Recorded data:

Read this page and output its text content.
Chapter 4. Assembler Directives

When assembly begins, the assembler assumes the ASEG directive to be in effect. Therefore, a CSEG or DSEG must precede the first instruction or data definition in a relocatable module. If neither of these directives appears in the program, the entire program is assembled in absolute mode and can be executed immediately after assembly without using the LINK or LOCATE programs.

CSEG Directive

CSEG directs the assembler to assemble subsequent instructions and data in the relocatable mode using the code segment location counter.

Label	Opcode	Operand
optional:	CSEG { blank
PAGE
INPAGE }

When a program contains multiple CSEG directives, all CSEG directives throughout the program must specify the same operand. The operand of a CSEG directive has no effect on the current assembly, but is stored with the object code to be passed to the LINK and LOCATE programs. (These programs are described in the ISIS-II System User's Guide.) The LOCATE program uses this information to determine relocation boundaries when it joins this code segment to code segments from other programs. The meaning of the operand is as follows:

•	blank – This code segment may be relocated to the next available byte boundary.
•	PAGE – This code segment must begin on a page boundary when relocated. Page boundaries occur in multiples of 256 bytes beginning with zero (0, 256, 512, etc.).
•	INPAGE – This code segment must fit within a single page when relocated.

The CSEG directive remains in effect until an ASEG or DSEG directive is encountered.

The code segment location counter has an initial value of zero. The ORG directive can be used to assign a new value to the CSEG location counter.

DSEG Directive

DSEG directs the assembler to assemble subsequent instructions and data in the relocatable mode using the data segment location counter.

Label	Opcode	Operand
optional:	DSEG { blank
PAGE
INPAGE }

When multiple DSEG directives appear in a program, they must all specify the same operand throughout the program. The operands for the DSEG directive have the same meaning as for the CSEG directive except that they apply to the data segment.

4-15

Exercise requirements:
Copy every line of the records word for word.

In response:
Read this page and output its text content.
Chapter 4. Assembler Directives

When assembly begins, the assembler assumes the ASEG directive to be in effect. Therefore, a CSEG or DSEG must precede the first instruction or data definition in a relocatable module. If neither of these directives appears in the program, the entire program is assembled in absolute mode and can be executed immediately after assembly without using the LINK or LOCATE programs.

CSEG Directive

CSEG directs the assembler to assemble subsequent instructions and data in the relocatable mode using the code segment location counter.

Label	Opcode	Operand
optional:	CSEG { blank
PAGE
INPAGE }

When a program contains multiple CSEG directives, all CSEG directives throughout the program must specify the same operand. The operand of a CSEG directive has no effect on the current assembly, but is stored with the object code to be passed to the LINK and LOCATE programs. (These programs are described in the ISIS-II System User's Guide.) The LOCATE program uses this information to determine relocation boundaries when it joins this code segment to code segments from other programs. The meaning of the operand is as follows:

•	blank – This code segment may be relocated to the next available byte boundary.
•	PAGE – This code segment must begin on a page boundary when relocated. Page boundaries occur in multiples of 256 bytes beginning with zero (0, 256, 512, etc.).
•	INPAGE – This code segment must fit within a single page when relocated.

The CSEG directive remains in effect until an ASEG or DSEG directive is encountered.

The code segment location counter has an initial value of zero. The ORG directive can be used to assign a new value to the CSEG location counter.

DSEG Directive

DSEG directs the assembler to assemble subsequent instructions and data in the relocatable mode using the data segment location counter.

Label	Opcode	Operand
optional:	DSEG { blank
PAGE
INPAGE }

When multiple DSEG directives appear in a program, they must all specify the same operand throughout the program. The operands for the DSEG directive have the same meaning as for the CSEG directive except that they apply to the data segment.

4-15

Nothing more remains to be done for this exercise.